Items from a data source
_ _ _ _
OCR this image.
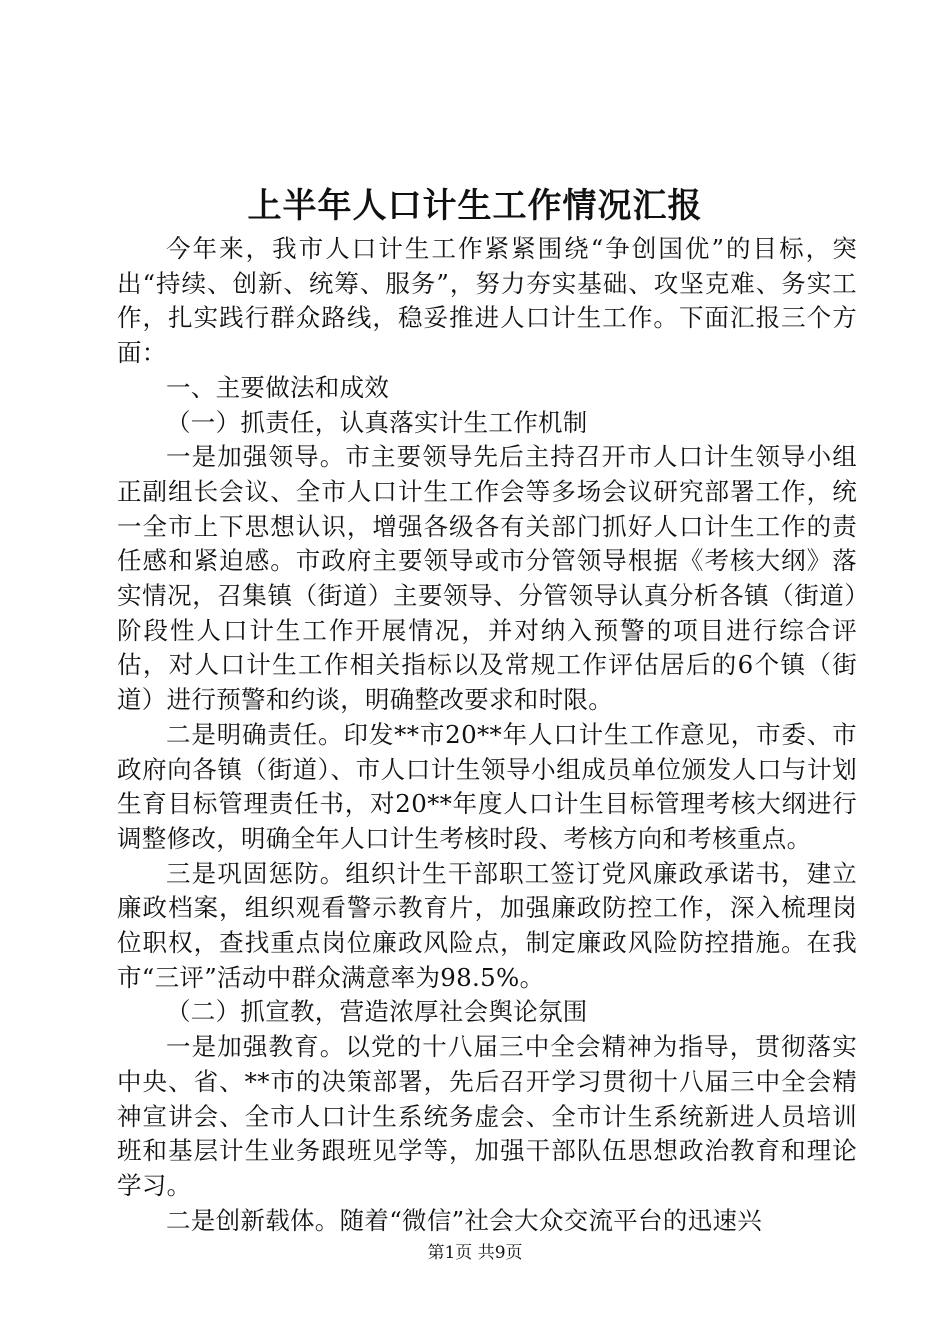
上半年人口计生工作情况汇报

今年来，我市人口计生工作紧紧围绕“争创国优”的目标，突出“持续、创新、统筹、服务”，努力夯实基础、攻坚克难、务实工作，扎实践行群众路线，稳妥推进人口计生工作。下面汇报三个方面：

一、主要做法和成效

（一）抓责任，认真落实计生工作机制

一是加强领导。市主要领导先后主持召开市人口计生领导小组正副组长会议、全市人口计生工作会等多场会议研究部署工作，统一全市上下思想认识，增强各级各有关部门抓好人口计生工作的责任感和紧迫感。市政府主要领导或市分管领导根据《考核大纲》落实情况，召集镇（街道）主要领导、分管领导认真分析各镇（街道）阶段性人口计生工作开展情况，并对纳入预警的项目进行综合评估，对人口计生工作相关指标以及常规工作评估居后的6个镇（街道）进行预警和约谈，明确整改要求和时限。

二是明确责任。印发**市20**年人口计生工作意见，市委、市政府向各镇（街道）、市人口计生领导小组成员单位颁发人口与计划生育目标管理责任书，对20**年度人口计生目标管理考核大纲进行调整修改，明确全年人口计生考核时段、考核方向和考核重点。

三是巩固惩防。组织计生干部职工签订党风廉政承诺书，建立廉政档案，组织观看警示教育片，加强廉政防控工作，深入梳理岗位职权，查找重点岗位廉政风险点，制定廉政风险防控措施。在我市“三评”活动中群众满意率为98.5%。

（二）抓宣教，营造浓厚社会舆论氛围

一是加强教育。以党的十八届三中全会精神为指导，贯彻落实中央、省、**市的决策部署，先后召开学习贯彻十八届三中全会精神宣讲会、全市人口计生系统务虚会、全市计生系统新进人员培训班和基层计生业务跟班见学等，加强干部队伍思想政治教育和理论学习。

二是创新载体。随着“微信”社会大众交流平台的迅速兴

第1页 共9页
_ _ _ _
◆ TO DO ◆
In your copy of the listing above, reproduce each line exactly and omit all pictures.

◆ FINISHED EXERCISE ◆
OCR this image.
上半年人口计生工作情况汇报

今年来，我市人口计生工作紧紧围绕“争创国优”的目标，突出“持续、创新、统筹、服务”，努力夯实基础、攻坚克难、务实工作，扎实践行群众路线，稳妥推进人口计生工作。下面汇报三个方面：

一、主要做法和成效

（一）抓责任，认真落实计生工作机制

一是加强领导。市主要领导先后主持召开市人口计生领导小组正副组长会议、全市人口计生工作会等多场会议研究部署工作，统一全市上下思想认识，增强各级各有关部门抓好人口计生工作的责任感和紧迫感。市政府主要领导或市分管领导根据《考核大纲》落实情况，召集镇（街道）主要领导、分管领导认真分析各镇（街道）阶段性人口计生工作开展情况，并对纳入预警的项目进行综合评估，对人口计生工作相关指标以及常规工作评估居后的6个镇（街道）进行预警和约谈，明确整改要求和时限。

二是明确责任。印发**市20**年人口计生工作意见，市委、市政府向各镇（街道）、市人口计生领导小组成员单位颁发人口与计划生育目标管理责任书，对20**年度人口计生目标管理考核大纲进行调整修改，明确全年人口计生考核时段、考核方向和考核重点。

三是巩固惩防。组织计生干部职工签订党风廉政承诺书，建立廉政档案，组织观看警示教育片，加强廉政防控工作，深入梳理岗位职权，查找重点岗位廉政风险点，制定廉政风险防控措施。在我市“三评”活动中群众满意率为98.5%。

（二）抓宣教，营造浓厚社会舆论氛围

一是加强教育。以党的十八届三中全会精神为指导，贯彻落实中央、省、**市的决策部署，先后召开学习贯彻十八届三中全会精神宣讲会、全市人口计生系统务虚会、全市计生系统新进人员培训班和基层计生业务跟班见学等，加强干部队伍思想政治教育和理论学习。

二是创新载体。随着“微信”社会大众交流平台的迅速兴

第1页 共9页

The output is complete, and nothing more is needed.